• Exercise description:
Select from the records below every line that has the word "this" in it.

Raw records
BEGIN

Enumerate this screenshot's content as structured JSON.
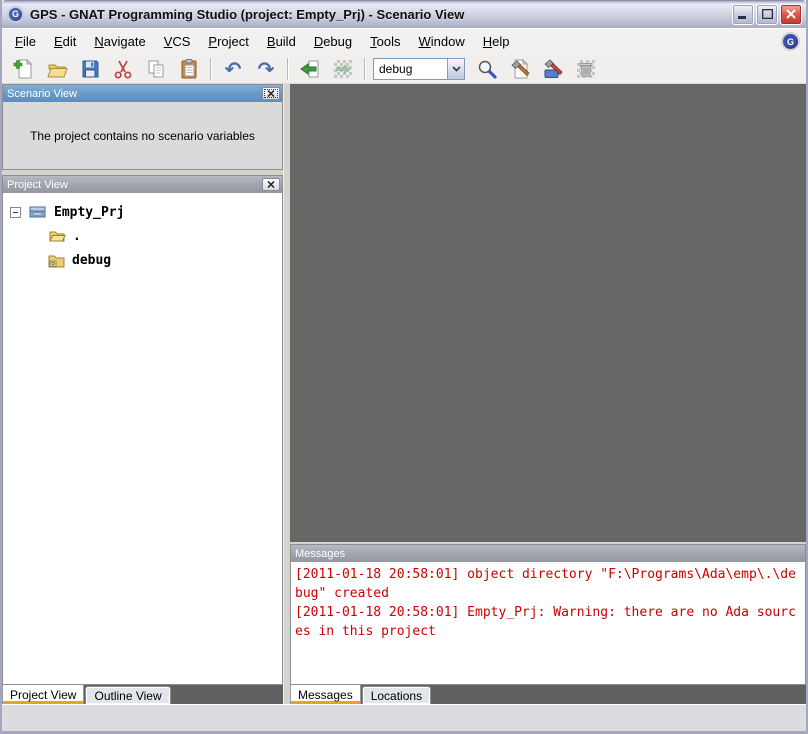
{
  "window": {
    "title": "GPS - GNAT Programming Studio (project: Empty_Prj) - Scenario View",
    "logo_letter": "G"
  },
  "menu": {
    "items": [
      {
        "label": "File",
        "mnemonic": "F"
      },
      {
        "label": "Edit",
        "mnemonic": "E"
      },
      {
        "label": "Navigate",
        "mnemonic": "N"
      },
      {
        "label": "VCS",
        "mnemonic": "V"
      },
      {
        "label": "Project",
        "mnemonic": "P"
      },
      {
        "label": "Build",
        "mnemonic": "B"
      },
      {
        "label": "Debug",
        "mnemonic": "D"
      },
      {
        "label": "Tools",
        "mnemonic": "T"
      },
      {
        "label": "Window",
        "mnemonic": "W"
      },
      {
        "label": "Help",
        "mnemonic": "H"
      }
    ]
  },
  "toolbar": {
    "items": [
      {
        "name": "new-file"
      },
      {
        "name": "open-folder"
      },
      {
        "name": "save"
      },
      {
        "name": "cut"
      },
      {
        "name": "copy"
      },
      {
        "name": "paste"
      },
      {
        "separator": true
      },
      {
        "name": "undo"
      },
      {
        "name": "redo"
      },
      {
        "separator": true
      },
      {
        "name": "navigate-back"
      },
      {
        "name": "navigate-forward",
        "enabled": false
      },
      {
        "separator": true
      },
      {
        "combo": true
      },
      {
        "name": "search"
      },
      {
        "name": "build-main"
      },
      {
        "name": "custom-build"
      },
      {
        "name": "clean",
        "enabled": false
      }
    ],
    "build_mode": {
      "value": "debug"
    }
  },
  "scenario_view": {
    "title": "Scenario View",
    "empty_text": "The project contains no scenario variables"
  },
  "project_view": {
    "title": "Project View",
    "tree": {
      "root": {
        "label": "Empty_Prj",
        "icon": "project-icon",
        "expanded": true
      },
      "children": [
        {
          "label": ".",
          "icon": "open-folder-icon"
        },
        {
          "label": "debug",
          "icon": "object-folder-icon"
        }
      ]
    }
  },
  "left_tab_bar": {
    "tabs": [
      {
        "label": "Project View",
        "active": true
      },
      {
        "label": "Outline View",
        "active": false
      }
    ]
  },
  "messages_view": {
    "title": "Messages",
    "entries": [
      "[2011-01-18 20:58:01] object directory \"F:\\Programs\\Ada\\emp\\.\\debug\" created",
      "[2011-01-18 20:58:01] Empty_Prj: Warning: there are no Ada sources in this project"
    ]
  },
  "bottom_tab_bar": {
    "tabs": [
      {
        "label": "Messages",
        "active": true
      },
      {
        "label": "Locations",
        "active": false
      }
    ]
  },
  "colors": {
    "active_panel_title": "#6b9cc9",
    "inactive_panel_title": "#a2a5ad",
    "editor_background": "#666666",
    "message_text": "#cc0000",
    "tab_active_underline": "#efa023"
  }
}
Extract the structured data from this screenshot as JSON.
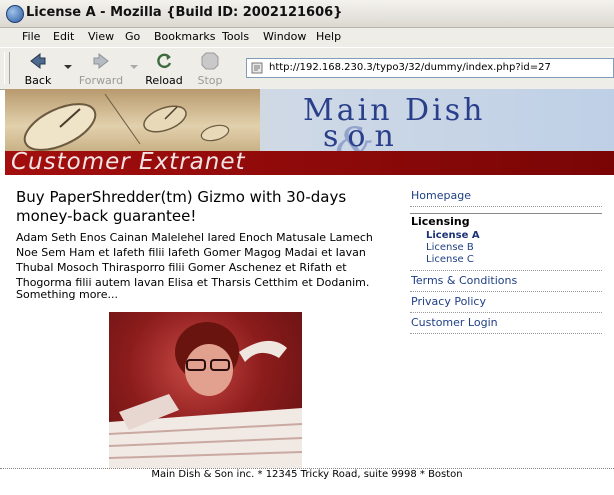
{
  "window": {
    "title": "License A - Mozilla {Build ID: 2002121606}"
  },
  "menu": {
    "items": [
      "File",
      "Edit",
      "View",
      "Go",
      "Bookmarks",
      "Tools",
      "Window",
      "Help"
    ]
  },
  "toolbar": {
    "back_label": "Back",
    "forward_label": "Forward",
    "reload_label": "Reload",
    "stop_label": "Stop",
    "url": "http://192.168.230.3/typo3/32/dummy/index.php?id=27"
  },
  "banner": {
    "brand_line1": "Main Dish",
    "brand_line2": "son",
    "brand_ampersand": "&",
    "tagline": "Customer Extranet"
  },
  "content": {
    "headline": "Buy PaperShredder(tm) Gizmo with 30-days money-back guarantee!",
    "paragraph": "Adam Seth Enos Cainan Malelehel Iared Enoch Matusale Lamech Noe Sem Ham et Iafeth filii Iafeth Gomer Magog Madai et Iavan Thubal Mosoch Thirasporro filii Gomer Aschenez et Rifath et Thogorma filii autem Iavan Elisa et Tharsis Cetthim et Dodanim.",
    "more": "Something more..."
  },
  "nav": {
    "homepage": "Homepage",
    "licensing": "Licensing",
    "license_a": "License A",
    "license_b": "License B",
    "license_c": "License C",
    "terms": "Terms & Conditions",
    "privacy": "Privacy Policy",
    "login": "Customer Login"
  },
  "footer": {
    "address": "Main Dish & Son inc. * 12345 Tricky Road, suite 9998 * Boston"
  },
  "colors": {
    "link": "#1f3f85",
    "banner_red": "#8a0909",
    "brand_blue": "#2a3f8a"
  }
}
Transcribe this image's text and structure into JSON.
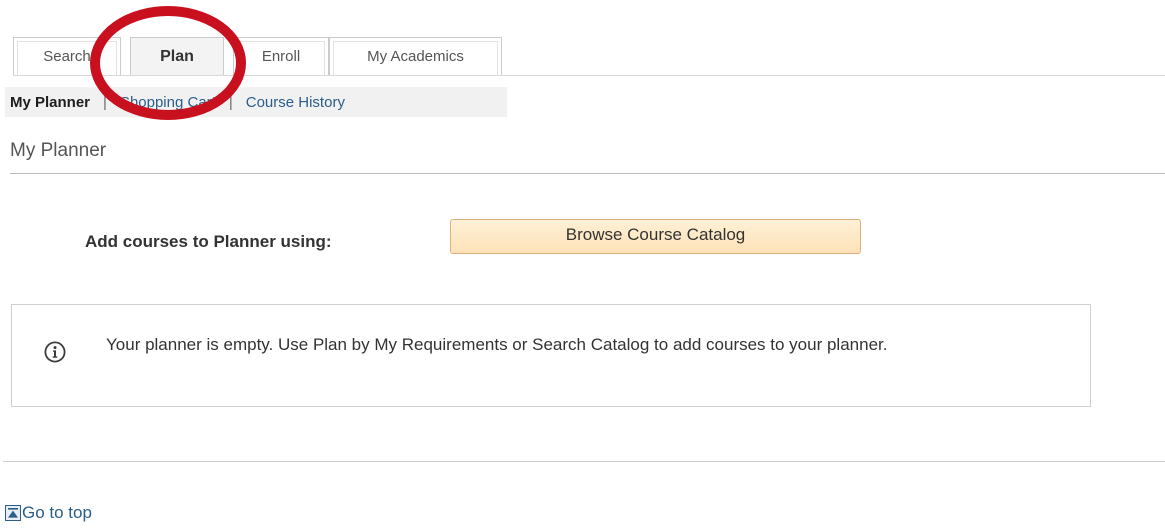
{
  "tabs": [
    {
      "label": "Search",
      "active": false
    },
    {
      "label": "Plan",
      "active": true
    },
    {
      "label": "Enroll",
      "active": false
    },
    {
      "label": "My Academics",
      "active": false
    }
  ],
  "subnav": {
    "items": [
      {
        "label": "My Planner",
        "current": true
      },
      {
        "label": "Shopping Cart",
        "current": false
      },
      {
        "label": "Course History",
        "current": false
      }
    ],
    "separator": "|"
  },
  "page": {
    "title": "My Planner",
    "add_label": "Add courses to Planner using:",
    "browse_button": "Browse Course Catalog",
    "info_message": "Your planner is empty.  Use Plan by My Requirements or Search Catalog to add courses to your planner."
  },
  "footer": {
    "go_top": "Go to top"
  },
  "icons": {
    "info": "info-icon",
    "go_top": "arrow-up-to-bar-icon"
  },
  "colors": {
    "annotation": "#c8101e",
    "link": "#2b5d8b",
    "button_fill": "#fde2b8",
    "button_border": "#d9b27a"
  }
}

END

• Final result:
Enumerate this screenshot's content as structured JSON.
      "[2011-01-18 20:58:01] Empty_Prj: Warning: there are no Ada sources in this project"
Extract the structured data from this screenshot as JSON.
Transcribe this image's text and structure into JSON.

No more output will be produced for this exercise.